**Task instructions**
Omit the pictures, please, and give each record below again exactly.

**Records for the exercise**
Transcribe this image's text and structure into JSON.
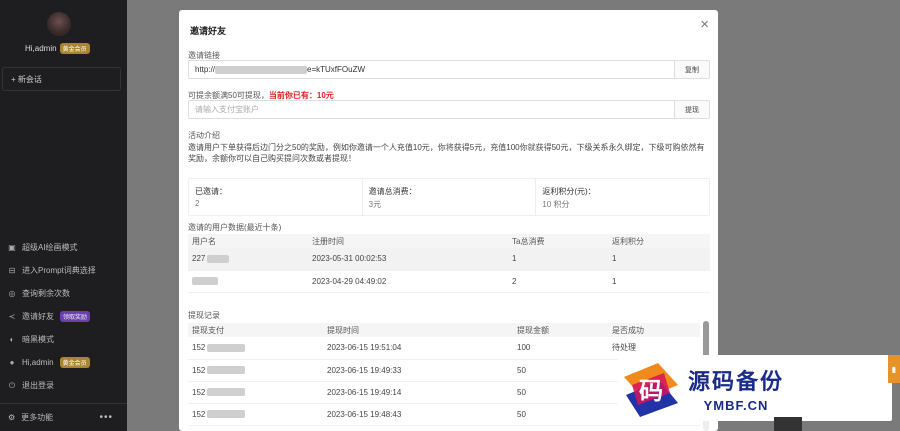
{
  "sidebar": {
    "username": "Hi,admin",
    "vip_badge": "黄金会员",
    "new_chat": "+ 新会话",
    "items": [
      {
        "icon": "image-icon",
        "label": "超级AI绘画模式"
      },
      {
        "icon": "prompt-icon",
        "label": "进入Prompt词典选择"
      },
      {
        "icon": "coin-icon",
        "label": "查询剩余次数"
      },
      {
        "icon": "share-icon",
        "label": "邀请好友",
        "badge": "领取奖励"
      },
      {
        "icon": "moon-icon",
        "label": "暗黑模式"
      },
      {
        "icon": "user-icon",
        "label": "Hi,admin",
        "badge": "黄金会员"
      },
      {
        "icon": "logout-icon",
        "label": "退出登录"
      }
    ],
    "footer_label": "更多功能",
    "footer_dots": "•••"
  },
  "modal": {
    "title": "邀请好友",
    "close": "×",
    "link_label": "邀请链接",
    "link_prefix": "http://",
    "link_suffix": "e=kTUxfFOuZW",
    "copy_btn": "复制",
    "withdraw_label": "可提余额满50可提现，",
    "withdraw_current": "当前你已有：",
    "withdraw_amount": "10元",
    "alipay_placeholder": "请输入支付宝账户",
    "withdraw_btn": "提现",
    "activity_title": "活动介绍",
    "activity_desc": "邀请用户下单获得后边门分之50的奖励，例如你邀请一个人充值10元，你将获得5元，充值100你就获得50元，下级关系永久绑定，下级可购依然有奖励，余额你可以自己购买提问次数或者提现！",
    "stats": [
      {
        "k": "已邀请：",
        "v": "2"
      },
      {
        "k": "邀请总消费：",
        "v": "3元"
      },
      {
        "k": "返利积分(元)：",
        "v": "10 积分"
      }
    ],
    "invite_table_title": "邀请的用户数据(最近十条)",
    "invite_headers": [
      "用户名",
      "注册时间",
      "Ta总消费",
      "返利积分"
    ],
    "invite_rows": [
      [
        "227",
        "2023-05-31 00:02:53",
        "1",
        "1"
      ],
      [
        "",
        "2023-04-29 04:49:02",
        "2",
        "1"
      ]
    ],
    "withdraw_table_title": "提现记录",
    "withdraw_headers": [
      "提现支付",
      "提现时间",
      "提现金额",
      "是否成功"
    ],
    "withdraw_rows": [
      [
        "152",
        "2023-06-15 19:51:04",
        "100",
        "待处理"
      ],
      [
        "152",
        "2023-06-15 19:49:33",
        "50",
        ""
      ],
      [
        "152",
        "2023-06-15 19:49:14",
        "50",
        ""
      ],
      [
        "152",
        "2023-06-15 19:48:43",
        "50",
        ""
      ]
    ]
  },
  "watermark": {
    "glyph": "码",
    "cn": "源码备份",
    "en": "YMBF.CN"
  }
}
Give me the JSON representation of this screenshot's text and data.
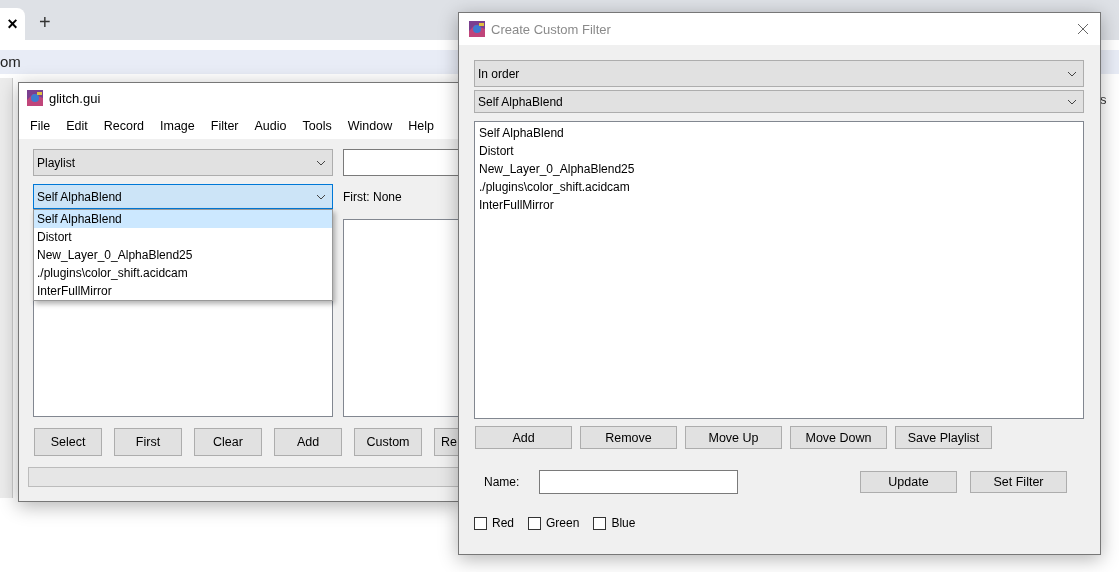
{
  "browser": {
    "tab_close": "×",
    "new_tab": "+",
    "address": "om",
    "page_fragment": "s"
  },
  "main_window": {
    "title": "glitch.gui",
    "menu": [
      "File",
      "Edit",
      "Record",
      "Image",
      "Filter",
      "Audio",
      "Tools",
      "Window",
      "Help"
    ],
    "playlist_combo": "Playlist",
    "filter_combo": "Self AlphaBlend",
    "dropdown": [
      {
        "label": "Self AlphaBlend",
        "selected": true
      },
      {
        "label": "Distort",
        "selected": false
      },
      {
        "label": "New_Layer_0_AlphaBlend25",
        "selected": false
      },
      {
        "label": "./plugins\\color_shift.acidcam",
        "selected": false
      },
      {
        "label": "InterFullMirror",
        "selected": false
      }
    ],
    "first_label": "First: None",
    "buttons": [
      "Select",
      "First",
      "Clear",
      "Add",
      "Custom",
      "Re"
    ],
    "progress": {
      "level": 0
    }
  },
  "dialog": {
    "title": "Create Custom Filter",
    "order_combo": "In order",
    "filter_combo": "Self AlphaBlend",
    "filters": [
      "Self AlphaBlend",
      "Distort",
      "New_Layer_0_AlphaBlend25",
      "./plugins\\color_shift.acidcam",
      "InterFullMirror"
    ],
    "buttons": [
      "Add",
      "Remove",
      "Move Up",
      "Move Down",
      "Save Playlist"
    ],
    "name_label": "Name:",
    "actions": [
      "Update",
      "Set Filter"
    ],
    "checkboxes": [
      {
        "label": "Red",
        "checked": false
      },
      {
        "label": "Green",
        "checked": false
      },
      {
        "label": "Blue",
        "checked": false
      }
    ]
  }
}
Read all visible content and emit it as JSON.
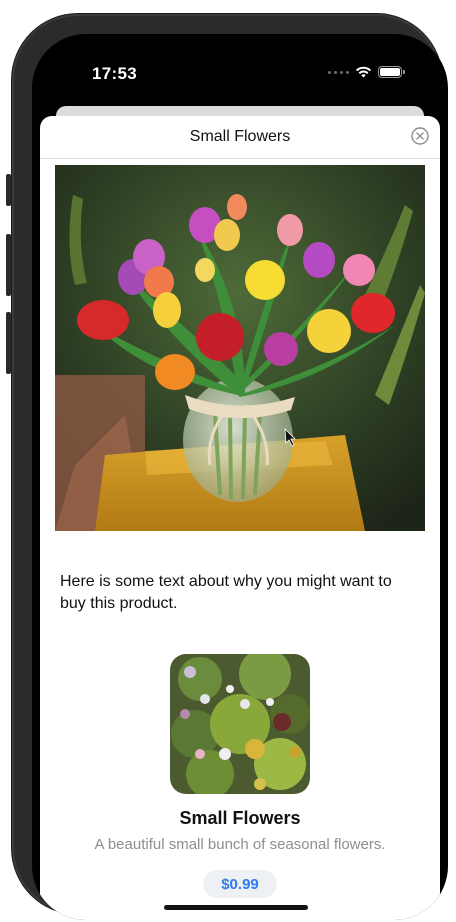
{
  "status_bar": {
    "time": "17:53"
  },
  "sheet": {
    "title": "Small Flowers",
    "close_icon": "xmark-circle-icon"
  },
  "hero_image": {
    "subject": "tulip-bouquet-photo"
  },
  "description": "Here is some text about why you might want to buy this product.",
  "product": {
    "thumbnail": "seasonal-flowers-photo",
    "name": "Small Flowers",
    "subtitle": "A beautiful small bunch of seasonal flowers.",
    "price": "$0.99"
  },
  "colors": {
    "accent": "#2f7cf6",
    "price_bg": "#eef0f4",
    "secondary_text": "#8e8e93"
  }
}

**Complete response**
Transcribe this image's text and structure into JSON.
{
  "sidebar": {
    "username": "Hi,admin",
    "vip_badge": "黄金会员",
    "new_chat": "+ 新会话",
    "items": [
      {
        "icon": "image-icon",
        "label": "超级AI绘画模式"
      },
      {
        "icon": "prompt-icon",
        "label": "进入Prompt词典选择"
      },
      {
        "icon": "coin-icon",
        "label": "查询剩余次数"
      },
      {
        "icon": "share-icon",
        "label": "邀请好友",
        "badge": "领取奖励"
      },
      {
        "icon": "moon-icon",
        "label": "暗黑模式"
      },
      {
        "icon": "user-icon",
        "label": "Hi,admin",
        "badge": "黄金会员"
      },
      {
        "icon": "logout-icon",
        "label": "退出登录"
      }
    ],
    "footer_label": "更多功能",
    "footer_dots": "•••"
  },
  "modal": {
    "title": "邀请好友",
    "close": "×",
    "link_label": "邀请链接",
    "link_prefix": "http://",
    "link_suffix": "e=kTUxfFOuZW",
    "copy_btn": "复制",
    "withdraw_label": "可提余额满50可提现，",
    "withdraw_current": "当前你已有：",
    "withdraw_amount": "10元",
    "alipay_placeholder": "请输入支付宝账户",
    "withdraw_btn": "提现",
    "activity_title": "活动介绍",
    "activity_desc": "邀请用户下单获得后边门分之50的奖励，例如你邀请一个人充值10元，你将获得5元，充值100你就获得50元，下级关系永久绑定，下级可购依然有奖励，余额你可以自己购买提问次数或者提现！",
    "stats": [
      {
        "k": "已邀请：",
        "v": "2"
      },
      {
        "k": "邀请总消费：",
        "v": "3元"
      },
      {
        "k": "返利积分(元)：",
        "v": "10 积分"
      }
    ],
    "invite_table_title": "邀请的用户数据(最近十条)",
    "invite_headers": [
      "用户名",
      "注册时间",
      "Ta总消费",
      "返利积分"
    ],
    "invite_rows": [
      [
        "227",
        "2023-05-31 00:02:53",
        "1",
        "1"
      ],
      [
        "",
        "2023-04-29 04:49:02",
        "2",
        "1"
      ]
    ],
    "withdraw_table_title": "提现记录",
    "withdraw_headers": [
      "提现支付",
      "提现时间",
      "提现金额",
      "是否成功"
    ],
    "withdraw_rows": [
      [
        "152",
        "2023-06-15 19:51:04",
        "100",
        "待处理"
      ],
      [
        "152",
        "2023-06-15 19:49:33",
        "50",
        ""
      ],
      [
        "152",
        "2023-06-15 19:49:14",
        "50",
        ""
      ],
      [
        "152",
        "2023-06-15 19:48:43",
        "50",
        ""
      ]
    ]
  },
  "watermark": {
    "glyph": "码",
    "cn": "源码备份",
    "en": "YMBF.CN"
  }
}
Give me the JSON representation of this screenshot's text and data.
{
  "browser": {
    "tab_close": "×",
    "new_tab": "+",
    "address": "om",
    "page_fragment": "s"
  },
  "main_window": {
    "title": "glitch.gui",
    "menu": [
      "File",
      "Edit",
      "Record",
      "Image",
      "Filter",
      "Audio",
      "Tools",
      "Window",
      "Help"
    ],
    "playlist_combo": "Playlist",
    "filter_combo": "Self AlphaBlend",
    "dropdown": [
      {
        "label": "Self AlphaBlend",
        "selected": true
      },
      {
        "label": "Distort",
        "selected": false
      },
      {
        "label": "New_Layer_0_AlphaBlend25",
        "selected": false
      },
      {
        "label": "./plugins\\color_shift.acidcam",
        "selected": false
      },
      {
        "label": "InterFullMirror",
        "selected": false
      }
    ],
    "first_label": "First: None",
    "buttons": [
      "Select",
      "First",
      "Clear",
      "Add",
      "Custom",
      "Re"
    ],
    "progress": {
      "level": 0
    }
  },
  "dialog": {
    "title": "Create Custom Filter",
    "order_combo": "In order",
    "filter_combo": "Self AlphaBlend",
    "filters": [
      "Self AlphaBlend",
      "Distort",
      "New_Layer_0_AlphaBlend25",
      "./plugins\\color_shift.acidcam",
      "InterFullMirror"
    ],
    "buttons": [
      "Add",
      "Remove",
      "Move Up",
      "Move Down",
      "Save Playlist"
    ],
    "name_label": "Name:",
    "actions": [
      "Update",
      "Set Filter"
    ],
    "checkboxes": [
      {
        "label": "Red",
        "checked": false
      },
      {
        "label": "Green",
        "checked": false
      },
      {
        "label": "Blue",
        "checked": false
      }
    ]
  }
}
Read all visible content and emit it as JSON.
{
  "status_bar": {
    "time": "17:53"
  },
  "sheet": {
    "title": "Small Flowers",
    "close_icon": "xmark-circle-icon"
  },
  "hero_image": {
    "subject": "tulip-bouquet-photo"
  },
  "description": "Here is some text about why you might want to buy this product.",
  "product": {
    "thumbnail": "seasonal-flowers-photo",
    "name": "Small Flowers",
    "subtitle": "A beautiful small bunch of seasonal flowers.",
    "price": "$0.99"
  },
  "colors": {
    "accent": "#2f7cf6",
    "price_bg": "#eef0f4",
    "secondary_text": "#8e8e93"
  }
}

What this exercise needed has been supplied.